◆ **Given problem**
Work through the records below and tally every line containing "artist". Reply with the total alone.

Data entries
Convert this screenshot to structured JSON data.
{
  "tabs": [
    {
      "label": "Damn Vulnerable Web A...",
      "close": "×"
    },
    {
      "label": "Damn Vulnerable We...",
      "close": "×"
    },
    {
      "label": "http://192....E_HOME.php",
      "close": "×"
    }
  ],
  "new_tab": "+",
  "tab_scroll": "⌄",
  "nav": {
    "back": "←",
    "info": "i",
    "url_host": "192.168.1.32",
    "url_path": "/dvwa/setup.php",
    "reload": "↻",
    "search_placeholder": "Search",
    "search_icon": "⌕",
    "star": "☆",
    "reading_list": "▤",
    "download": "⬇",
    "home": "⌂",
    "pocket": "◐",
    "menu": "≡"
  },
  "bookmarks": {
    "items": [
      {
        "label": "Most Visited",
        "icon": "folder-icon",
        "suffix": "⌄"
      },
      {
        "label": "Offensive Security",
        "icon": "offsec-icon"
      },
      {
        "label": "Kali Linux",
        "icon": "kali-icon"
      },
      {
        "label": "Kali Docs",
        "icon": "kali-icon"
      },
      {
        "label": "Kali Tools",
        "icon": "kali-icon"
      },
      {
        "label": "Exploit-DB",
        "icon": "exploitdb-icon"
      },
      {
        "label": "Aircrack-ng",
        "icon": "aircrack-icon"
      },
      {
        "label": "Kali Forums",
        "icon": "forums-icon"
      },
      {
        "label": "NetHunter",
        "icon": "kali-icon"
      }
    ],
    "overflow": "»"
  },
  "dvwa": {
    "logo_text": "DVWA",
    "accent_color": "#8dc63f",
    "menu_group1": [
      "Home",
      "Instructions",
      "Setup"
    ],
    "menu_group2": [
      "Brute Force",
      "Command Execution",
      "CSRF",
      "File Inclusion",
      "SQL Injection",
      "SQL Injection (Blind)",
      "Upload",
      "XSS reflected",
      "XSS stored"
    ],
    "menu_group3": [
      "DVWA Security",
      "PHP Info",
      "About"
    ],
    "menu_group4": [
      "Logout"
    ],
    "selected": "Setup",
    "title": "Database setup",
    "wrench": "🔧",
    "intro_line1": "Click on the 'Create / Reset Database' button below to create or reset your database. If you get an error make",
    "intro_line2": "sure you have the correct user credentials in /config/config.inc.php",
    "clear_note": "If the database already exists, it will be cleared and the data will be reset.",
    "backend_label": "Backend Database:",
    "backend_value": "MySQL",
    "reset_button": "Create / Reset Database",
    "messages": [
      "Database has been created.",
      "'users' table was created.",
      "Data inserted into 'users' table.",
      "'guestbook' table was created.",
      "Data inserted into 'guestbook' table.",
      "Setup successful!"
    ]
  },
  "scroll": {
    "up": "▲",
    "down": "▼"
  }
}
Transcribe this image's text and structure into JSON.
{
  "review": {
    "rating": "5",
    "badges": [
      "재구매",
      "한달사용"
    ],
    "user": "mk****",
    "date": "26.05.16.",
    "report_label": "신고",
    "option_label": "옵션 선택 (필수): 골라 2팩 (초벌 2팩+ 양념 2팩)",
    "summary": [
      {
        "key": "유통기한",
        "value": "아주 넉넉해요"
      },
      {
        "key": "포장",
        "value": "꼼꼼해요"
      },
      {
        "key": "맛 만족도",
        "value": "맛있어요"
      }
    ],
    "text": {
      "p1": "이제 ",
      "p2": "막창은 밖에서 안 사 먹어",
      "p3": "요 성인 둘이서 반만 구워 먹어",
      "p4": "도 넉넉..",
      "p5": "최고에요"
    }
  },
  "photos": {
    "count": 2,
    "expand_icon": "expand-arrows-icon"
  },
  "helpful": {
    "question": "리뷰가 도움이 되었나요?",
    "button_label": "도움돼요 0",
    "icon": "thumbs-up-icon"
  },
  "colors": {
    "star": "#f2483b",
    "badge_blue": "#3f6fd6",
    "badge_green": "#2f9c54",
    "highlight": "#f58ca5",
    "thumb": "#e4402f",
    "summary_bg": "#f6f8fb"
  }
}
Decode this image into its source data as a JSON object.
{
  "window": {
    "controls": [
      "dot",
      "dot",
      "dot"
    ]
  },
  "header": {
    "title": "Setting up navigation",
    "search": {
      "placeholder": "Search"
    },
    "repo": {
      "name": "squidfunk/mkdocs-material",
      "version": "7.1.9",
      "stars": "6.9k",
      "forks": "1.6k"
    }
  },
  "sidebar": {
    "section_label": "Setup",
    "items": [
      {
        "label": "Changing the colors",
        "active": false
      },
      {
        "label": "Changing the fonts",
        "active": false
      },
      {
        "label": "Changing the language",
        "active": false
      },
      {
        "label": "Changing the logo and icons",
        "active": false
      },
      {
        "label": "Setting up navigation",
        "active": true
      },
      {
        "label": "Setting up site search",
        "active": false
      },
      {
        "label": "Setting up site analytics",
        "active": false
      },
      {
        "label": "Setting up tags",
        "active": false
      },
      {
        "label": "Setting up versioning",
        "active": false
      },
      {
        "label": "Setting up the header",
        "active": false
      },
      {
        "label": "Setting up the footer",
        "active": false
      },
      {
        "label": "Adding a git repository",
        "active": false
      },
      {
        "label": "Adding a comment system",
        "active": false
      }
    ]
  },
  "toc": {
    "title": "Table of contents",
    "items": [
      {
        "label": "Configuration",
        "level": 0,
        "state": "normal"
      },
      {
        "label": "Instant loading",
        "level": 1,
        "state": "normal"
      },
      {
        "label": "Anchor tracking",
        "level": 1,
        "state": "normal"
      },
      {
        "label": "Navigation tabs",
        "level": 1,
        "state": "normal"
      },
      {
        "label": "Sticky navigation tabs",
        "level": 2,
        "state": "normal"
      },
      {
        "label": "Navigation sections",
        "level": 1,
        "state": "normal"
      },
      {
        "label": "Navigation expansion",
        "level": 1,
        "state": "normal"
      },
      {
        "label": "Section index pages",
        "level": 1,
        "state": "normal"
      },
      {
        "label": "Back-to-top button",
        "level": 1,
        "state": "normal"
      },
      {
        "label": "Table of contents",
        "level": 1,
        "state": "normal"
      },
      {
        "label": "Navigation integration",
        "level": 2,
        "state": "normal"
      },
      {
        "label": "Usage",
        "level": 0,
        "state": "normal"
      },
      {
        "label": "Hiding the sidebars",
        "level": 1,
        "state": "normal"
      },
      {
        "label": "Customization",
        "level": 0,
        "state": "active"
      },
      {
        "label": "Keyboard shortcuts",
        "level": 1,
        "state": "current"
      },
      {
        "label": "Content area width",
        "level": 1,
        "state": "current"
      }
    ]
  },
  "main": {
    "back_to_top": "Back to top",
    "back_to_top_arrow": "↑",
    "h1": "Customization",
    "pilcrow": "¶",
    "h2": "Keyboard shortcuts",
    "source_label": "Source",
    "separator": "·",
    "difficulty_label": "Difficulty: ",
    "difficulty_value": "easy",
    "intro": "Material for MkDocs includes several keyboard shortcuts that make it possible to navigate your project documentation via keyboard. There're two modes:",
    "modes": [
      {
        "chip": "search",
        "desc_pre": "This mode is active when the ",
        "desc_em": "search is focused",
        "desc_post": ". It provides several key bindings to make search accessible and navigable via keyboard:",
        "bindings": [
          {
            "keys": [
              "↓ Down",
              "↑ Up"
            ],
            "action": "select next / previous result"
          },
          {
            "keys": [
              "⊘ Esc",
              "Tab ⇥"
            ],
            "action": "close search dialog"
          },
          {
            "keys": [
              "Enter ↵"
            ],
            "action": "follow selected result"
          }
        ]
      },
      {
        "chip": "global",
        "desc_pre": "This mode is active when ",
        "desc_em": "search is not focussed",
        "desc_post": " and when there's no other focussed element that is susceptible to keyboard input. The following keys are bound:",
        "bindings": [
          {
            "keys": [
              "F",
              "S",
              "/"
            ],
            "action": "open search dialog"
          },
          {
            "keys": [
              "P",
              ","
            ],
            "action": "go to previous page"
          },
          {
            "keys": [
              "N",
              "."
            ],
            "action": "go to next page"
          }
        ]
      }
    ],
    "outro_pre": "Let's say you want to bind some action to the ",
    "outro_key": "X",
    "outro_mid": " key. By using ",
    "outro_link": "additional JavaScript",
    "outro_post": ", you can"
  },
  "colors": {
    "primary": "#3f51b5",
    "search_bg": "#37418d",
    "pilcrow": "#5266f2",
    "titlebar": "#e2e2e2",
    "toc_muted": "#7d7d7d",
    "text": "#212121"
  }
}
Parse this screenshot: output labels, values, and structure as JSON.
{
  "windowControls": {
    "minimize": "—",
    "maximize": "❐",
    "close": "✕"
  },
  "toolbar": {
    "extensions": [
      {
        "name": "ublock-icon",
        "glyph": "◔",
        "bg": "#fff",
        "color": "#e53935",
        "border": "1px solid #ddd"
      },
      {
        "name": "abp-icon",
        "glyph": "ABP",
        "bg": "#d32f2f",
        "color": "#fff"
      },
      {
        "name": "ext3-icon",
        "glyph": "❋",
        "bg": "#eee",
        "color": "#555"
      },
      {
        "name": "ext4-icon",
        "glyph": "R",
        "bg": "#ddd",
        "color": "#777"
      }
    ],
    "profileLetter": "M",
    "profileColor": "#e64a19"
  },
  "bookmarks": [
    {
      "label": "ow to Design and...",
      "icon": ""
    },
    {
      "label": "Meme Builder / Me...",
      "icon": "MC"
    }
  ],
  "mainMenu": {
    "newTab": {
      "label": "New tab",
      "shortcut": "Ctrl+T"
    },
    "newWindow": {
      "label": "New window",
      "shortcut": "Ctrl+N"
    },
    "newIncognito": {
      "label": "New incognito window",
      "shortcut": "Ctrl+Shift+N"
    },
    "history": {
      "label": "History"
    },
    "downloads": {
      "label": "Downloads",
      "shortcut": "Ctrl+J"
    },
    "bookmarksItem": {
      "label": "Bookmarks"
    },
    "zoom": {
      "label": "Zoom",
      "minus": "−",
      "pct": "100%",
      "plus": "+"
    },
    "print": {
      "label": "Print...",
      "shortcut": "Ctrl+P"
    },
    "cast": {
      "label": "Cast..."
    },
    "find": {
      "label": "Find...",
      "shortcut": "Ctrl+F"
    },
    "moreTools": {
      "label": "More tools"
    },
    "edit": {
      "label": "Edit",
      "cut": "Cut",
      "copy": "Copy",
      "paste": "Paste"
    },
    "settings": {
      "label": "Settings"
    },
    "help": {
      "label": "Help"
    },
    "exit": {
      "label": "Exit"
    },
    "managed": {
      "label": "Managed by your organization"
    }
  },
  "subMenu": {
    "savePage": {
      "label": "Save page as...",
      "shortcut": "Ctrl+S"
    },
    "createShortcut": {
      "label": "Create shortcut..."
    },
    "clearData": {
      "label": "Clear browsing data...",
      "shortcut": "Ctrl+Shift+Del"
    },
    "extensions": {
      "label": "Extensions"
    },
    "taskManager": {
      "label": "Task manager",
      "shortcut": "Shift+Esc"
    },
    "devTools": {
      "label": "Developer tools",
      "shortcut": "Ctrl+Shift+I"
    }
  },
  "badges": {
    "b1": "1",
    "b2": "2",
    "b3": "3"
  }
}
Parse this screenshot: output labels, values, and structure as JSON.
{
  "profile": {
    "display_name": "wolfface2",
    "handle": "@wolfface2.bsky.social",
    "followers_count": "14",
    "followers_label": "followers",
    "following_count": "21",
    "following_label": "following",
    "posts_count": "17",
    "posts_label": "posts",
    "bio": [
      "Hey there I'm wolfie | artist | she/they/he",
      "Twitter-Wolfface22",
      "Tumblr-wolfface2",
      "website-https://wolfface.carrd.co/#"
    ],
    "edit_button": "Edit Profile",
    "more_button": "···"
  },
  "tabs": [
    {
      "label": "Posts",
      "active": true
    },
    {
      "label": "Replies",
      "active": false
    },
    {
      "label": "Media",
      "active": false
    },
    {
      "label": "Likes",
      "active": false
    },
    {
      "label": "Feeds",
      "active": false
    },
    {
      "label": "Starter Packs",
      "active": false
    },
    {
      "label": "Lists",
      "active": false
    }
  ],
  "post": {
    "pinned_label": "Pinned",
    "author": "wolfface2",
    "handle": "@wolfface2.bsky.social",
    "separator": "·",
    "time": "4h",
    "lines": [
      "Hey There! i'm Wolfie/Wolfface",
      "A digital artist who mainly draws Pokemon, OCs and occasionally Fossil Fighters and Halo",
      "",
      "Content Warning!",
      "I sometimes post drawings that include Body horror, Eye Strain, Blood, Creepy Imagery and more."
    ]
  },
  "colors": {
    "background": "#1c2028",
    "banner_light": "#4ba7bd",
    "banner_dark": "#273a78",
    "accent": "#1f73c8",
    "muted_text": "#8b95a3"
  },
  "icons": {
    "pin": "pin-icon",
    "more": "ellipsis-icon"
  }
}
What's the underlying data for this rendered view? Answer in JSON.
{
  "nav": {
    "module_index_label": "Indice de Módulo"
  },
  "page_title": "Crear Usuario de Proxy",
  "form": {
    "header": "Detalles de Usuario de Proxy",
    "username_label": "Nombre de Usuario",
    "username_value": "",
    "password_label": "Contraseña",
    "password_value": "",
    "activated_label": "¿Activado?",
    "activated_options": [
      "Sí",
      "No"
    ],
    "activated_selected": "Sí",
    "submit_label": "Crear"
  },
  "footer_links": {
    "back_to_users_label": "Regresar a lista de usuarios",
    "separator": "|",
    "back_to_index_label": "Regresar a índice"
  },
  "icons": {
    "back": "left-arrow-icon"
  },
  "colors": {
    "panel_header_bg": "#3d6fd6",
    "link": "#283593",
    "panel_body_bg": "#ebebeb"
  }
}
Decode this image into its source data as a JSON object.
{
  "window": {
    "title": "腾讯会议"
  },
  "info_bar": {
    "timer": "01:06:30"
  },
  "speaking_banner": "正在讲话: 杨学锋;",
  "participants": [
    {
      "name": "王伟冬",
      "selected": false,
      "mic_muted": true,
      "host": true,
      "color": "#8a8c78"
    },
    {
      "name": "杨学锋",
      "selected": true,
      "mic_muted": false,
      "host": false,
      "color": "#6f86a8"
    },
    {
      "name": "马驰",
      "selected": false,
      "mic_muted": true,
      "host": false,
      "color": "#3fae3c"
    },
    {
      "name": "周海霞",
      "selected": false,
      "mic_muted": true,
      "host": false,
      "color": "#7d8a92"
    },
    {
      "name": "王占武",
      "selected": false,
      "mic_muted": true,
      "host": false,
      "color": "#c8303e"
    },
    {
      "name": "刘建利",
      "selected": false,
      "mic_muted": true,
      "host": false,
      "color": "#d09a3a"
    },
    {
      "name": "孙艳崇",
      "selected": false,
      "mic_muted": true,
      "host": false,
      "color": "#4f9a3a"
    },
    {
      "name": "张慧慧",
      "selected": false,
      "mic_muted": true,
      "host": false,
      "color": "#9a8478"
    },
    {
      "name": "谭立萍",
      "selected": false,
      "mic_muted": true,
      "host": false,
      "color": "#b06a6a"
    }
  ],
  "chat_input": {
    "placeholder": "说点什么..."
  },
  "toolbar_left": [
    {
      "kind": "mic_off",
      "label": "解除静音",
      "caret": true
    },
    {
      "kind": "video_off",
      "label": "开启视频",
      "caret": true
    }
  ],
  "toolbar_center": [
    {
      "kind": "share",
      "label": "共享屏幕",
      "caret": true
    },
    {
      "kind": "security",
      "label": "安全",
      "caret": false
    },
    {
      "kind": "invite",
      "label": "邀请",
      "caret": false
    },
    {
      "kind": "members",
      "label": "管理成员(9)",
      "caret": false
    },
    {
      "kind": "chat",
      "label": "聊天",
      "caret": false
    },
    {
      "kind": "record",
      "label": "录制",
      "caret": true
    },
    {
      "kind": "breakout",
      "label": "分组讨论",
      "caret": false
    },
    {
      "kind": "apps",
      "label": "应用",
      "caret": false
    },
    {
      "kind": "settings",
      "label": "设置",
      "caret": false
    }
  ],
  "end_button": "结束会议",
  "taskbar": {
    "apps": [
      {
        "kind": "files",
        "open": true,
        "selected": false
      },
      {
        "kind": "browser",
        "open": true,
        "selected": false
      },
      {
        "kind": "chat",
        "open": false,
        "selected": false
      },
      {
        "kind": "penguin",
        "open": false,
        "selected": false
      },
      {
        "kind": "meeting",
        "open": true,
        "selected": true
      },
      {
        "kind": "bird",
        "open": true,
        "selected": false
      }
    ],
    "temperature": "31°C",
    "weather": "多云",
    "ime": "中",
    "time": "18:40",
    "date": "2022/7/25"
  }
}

◆ **Reply to the task**
2